Dataset entries
** START **

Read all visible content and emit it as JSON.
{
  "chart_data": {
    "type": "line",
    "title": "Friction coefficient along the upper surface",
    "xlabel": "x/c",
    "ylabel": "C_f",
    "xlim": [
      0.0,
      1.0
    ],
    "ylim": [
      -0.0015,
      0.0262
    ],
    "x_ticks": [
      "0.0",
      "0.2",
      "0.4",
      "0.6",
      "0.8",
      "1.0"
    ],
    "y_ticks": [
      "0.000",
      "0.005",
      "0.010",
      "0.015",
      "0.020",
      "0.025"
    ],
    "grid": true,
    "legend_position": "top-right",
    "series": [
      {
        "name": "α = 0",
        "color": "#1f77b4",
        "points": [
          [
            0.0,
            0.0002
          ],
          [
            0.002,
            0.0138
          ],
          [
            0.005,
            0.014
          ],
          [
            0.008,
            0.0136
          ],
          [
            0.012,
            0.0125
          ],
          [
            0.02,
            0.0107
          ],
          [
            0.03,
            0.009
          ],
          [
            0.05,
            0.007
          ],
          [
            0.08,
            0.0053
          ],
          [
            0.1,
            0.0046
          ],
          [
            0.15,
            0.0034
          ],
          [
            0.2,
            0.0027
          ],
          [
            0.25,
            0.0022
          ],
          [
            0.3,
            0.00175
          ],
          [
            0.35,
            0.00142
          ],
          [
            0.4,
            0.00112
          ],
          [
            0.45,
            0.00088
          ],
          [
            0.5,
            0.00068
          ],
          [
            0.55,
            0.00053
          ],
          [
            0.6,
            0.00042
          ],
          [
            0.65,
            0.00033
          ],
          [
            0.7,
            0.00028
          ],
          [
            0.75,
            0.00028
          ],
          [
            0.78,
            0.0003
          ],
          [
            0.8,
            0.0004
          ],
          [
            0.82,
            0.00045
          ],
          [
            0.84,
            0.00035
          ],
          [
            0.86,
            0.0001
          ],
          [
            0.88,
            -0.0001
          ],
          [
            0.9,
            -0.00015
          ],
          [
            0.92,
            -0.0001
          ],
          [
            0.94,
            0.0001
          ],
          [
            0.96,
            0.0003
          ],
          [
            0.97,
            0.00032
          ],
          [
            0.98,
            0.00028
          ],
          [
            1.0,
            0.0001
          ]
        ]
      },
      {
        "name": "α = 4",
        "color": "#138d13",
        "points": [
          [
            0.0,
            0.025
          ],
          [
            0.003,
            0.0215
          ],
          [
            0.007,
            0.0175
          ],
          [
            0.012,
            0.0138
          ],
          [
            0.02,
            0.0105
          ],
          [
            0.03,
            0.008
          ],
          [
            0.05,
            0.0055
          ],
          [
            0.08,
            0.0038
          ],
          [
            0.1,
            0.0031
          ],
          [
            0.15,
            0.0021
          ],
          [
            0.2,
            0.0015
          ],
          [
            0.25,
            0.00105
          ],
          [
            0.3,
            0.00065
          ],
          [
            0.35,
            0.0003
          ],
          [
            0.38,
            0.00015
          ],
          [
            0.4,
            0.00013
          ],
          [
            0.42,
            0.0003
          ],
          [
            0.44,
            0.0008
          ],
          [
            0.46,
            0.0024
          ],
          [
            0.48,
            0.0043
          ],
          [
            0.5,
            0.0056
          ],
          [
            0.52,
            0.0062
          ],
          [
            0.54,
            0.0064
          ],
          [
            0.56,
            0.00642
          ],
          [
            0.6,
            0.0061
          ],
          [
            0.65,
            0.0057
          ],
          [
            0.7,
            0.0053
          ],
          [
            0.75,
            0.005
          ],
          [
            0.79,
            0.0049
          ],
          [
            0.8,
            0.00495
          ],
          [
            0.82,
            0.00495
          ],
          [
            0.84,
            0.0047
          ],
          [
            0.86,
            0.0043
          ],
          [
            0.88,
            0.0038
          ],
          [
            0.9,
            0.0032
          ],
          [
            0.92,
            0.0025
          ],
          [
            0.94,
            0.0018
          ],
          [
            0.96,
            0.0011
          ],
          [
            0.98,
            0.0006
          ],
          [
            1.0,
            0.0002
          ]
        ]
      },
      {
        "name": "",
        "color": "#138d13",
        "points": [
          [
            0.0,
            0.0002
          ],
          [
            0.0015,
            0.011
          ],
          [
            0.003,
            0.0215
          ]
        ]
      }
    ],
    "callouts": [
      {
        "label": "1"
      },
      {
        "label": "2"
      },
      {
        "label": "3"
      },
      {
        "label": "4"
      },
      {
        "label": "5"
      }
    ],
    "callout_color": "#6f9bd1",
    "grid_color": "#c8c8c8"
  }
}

** END **

* Exercise task *
Transcribe the data. Leave every line exactly as it is.

* In response *
Read all visible content and emit it as JSON.
{
  "chart_data": {
    "type": "line",
    "title": "Friction coefficient along the upper surface",
    "xlabel": "x/c",
    "ylabel": "C_f",
    "xlim": [
      0.0,
      1.0
    ],
    "ylim": [
      -0.0015,
      0.0262
    ],
    "x_ticks": [
      "0.0",
      "0.2",
      "0.4",
      "0.6",
      "0.8",
      "1.0"
    ],
    "y_ticks": [
      "0.000",
      "0.005",
      "0.010",
      "0.015",
      "0.020",
      "0.025"
    ],
    "grid": true,
    "legend_position": "top-right",
    "series": [
      {
        "name": "α = 0",
        "color": "#1f77b4",
        "points": [
          [
            0.0,
            0.0002
          ],
          [
            0.002,
            0.0138
          ],
          [
            0.005,
            0.014
          ],
          [
            0.008,
            0.0136
          ],
          [
            0.012,
            0.0125
          ],
          [
            0.02,
            0.0107
          ],
          [
            0.03,
            0.009
          ],
          [
            0.05,
            0.007
          ],
          [
            0.08,
            0.0053
          ],
          [
            0.1,
            0.0046
          ],
          [
            0.15,
            0.0034
          ],
          [
            0.2,
            0.0027
          ],
          [
            0.25,
            0.0022
          ],
          [
            0.3,
            0.00175
          ],
          [
            0.35,
            0.00142
          ],
          [
            0.4,
            0.00112
          ],
          [
            0.45,
            0.00088
          ],
          [
            0.5,
            0.00068
          ],
          [
            0.55,
            0.00053
          ],
          [
            0.6,
            0.00042
          ],
          [
            0.65,
            0.00033
          ],
          [
            0.7,
            0.00028
          ],
          [
            0.75,
            0.00028
          ],
          [
            0.78,
            0.0003
          ],
          [
            0.8,
            0.0004
          ],
          [
            0.82,
            0.00045
          ],
          [
            0.84,
            0.00035
          ],
          [
            0.86,
            0.0001
          ],
          [
            0.88,
            -0.0001
          ],
          [
            0.9,
            -0.00015
          ],
          [
            0.92,
            -0.0001
          ],
          [
            0.94,
            0.0001
          ],
          [
            0.96,
            0.0003
          ],
          [
            0.97,
            0.00032
          ],
          [
            0.98,
            0.00028
          ],
          [
            1.0,
            0.0001
          ]
        ]
      },
      {
        "name": "α = 4",
        "color": "#138d13",
        "points": [
          [
            0.0,
            0.025
          ],
          [
            0.003,
            0.0215
          ],
          [
            0.007,
            0.0175
          ],
          [
            0.012,
            0.0138
          ],
          [
            0.02,
            0.0105
          ],
          [
            0.03,
            0.008
          ],
          [
            0.05,
            0.0055
          ],
          [
            0.08,
            0.0038
          ],
          [
            0.1,
            0.0031
          ],
          [
            0.15,
            0.0021
          ],
          [
            0.2,
            0.0015
          ],
          [
            0.25,
            0.00105
          ],
          [
            0.3,
            0.00065
          ],
          [
            0.35,
            0.0003
          ],
          [
            0.38,
            0.00015
          ],
          [
            0.4,
            0.00013
          ],
          [
            0.42,
            0.0003
          ],
          [
            0.44,
            0.0008
          ],
          [
            0.46,
            0.0024
          ],
          [
            0.48,
            0.0043
          ],
          [
            0.5,
            0.0056
          ],
          [
            0.52,
            0.0062
          ],
          [
            0.54,
            0.0064
          ],
          [
            0.56,
            0.00642
          ],
          [
            0.6,
            0.0061
          ],
          [
            0.65,
            0.0057
          ],
          [
            0.7,
            0.0053
          ],
          [
            0.75,
            0.005
          ],
          [
            0.79,
            0.0049
          ],
          [
            0.8,
            0.00495
          ],
          [
            0.82,
            0.00495
          ],
          [
            0.84,
            0.0047
          ],
          [
            0.86,
            0.0043
          ],
          [
            0.88,
            0.0038
          ],
          [
            0.9,
            0.0032
          ],
          [
            0.92,
            0.0025
          ],
          [
            0.94,
            0.0018
          ],
          [
            0.96,
            0.0011
          ],
          [
            0.98,
            0.0006
          ],
          [
            1.0,
            0.0002
          ]
        ]
      },
      {
        "name": "",
        "color": "#138d13",
        "points": [
          [
            0.0,
            0.0002
          ],
          [
            0.0015,
            0.011
          ],
          [
            0.003,
            0.0215
          ]
        ]
      }
    ],
    "callouts": [
      {
        "label": "1"
      },
      {
        "label": "2"
      },
      {
        "label": "3"
      },
      {
        "label": "4"
      },
      {
        "label": "5"
      }
    ],
    "callout_color": "#6f9bd1",
    "grid_color": "#c8c8c8"
  }
}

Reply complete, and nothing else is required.